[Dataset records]
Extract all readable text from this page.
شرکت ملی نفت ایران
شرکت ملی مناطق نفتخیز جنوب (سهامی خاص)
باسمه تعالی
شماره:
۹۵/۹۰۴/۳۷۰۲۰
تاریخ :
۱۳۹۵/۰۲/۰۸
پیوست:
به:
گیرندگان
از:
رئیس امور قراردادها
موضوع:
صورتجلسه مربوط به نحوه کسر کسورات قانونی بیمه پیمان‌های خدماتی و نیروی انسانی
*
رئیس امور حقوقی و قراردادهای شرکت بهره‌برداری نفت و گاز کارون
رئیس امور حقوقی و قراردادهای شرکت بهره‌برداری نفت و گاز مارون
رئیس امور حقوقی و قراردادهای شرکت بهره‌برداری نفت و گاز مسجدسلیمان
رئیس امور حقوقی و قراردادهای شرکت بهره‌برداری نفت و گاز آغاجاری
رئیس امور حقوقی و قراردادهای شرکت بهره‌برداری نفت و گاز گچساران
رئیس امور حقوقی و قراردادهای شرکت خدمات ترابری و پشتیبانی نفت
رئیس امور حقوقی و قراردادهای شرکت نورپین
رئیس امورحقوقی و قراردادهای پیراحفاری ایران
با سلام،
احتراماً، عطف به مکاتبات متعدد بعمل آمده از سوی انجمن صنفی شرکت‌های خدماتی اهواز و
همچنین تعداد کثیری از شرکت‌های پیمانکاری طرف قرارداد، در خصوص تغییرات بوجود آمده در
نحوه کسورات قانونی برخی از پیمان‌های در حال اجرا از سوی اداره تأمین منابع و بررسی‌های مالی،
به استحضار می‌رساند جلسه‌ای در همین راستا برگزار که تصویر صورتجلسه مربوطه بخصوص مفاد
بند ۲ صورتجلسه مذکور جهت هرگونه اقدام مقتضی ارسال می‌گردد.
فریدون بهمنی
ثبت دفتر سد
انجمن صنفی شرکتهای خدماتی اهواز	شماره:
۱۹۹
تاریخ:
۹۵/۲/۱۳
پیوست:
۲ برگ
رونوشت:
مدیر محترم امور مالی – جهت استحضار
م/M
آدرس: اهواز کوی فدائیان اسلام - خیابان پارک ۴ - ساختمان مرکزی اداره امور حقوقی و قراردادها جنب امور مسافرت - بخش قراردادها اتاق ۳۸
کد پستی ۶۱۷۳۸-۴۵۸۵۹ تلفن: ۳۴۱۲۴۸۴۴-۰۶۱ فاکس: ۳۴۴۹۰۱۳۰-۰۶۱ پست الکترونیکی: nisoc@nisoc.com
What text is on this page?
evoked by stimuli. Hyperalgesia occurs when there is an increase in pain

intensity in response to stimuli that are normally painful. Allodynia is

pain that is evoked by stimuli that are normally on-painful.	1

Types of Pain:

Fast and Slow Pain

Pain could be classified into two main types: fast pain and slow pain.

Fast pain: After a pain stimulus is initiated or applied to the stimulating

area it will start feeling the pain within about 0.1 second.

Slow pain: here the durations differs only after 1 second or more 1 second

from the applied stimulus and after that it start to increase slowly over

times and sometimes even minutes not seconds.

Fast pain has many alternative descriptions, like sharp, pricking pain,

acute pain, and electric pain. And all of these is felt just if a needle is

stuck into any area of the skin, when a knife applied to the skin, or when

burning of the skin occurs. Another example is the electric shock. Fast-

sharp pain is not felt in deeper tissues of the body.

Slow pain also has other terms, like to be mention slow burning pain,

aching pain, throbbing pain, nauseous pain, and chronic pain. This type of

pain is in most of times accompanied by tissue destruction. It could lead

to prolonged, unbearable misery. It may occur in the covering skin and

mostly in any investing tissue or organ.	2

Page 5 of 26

What to work on :: Set down, word for word, every line from the line that holds "What text is on this page?" to the end of the entries above, including both ends.

Expected output ::
What text is on this page?
evoked by stimuli. Hyperalgesia occurs when there is an increase in pain

intensity in response to stimuli that are normally painful. Allodynia is

pain that is evoked by stimuli that are normally on-painful.	1

Types of Pain:

Fast and Slow Pain

Pain could be classified into two main types: fast pain and slow pain.

Fast pain: After a pain stimulus is initiated or applied to the stimulating

area it will start feeling the pain within about 0.1 second.

Slow pain: here the durations differs only after 1 second or more 1 second

from the applied stimulus and after that it start to increase slowly over

times and sometimes even minutes not seconds.

Fast pain has many alternative descriptions, like sharp, pricking pain,

acute pain, and electric pain. And all of these is felt just if a needle is

stuck into any area of the skin, when a knife applied to the skin, or when

burning of the skin occurs. Another example is the electric shock. Fast-

sharp pain is not felt in deeper tissues of the body.

Slow pain also has other terms, like to be mention slow burning pain,

aching pain, throbbing pain, nauseous pain, and chronic pain. This type of

pain is in most of times accompanied by tissue destruction. It could lead

to prolonged, unbearable misery. It may occur in the covering skin and

mostly in any investing tissue or organ.	2

Page 5 of 26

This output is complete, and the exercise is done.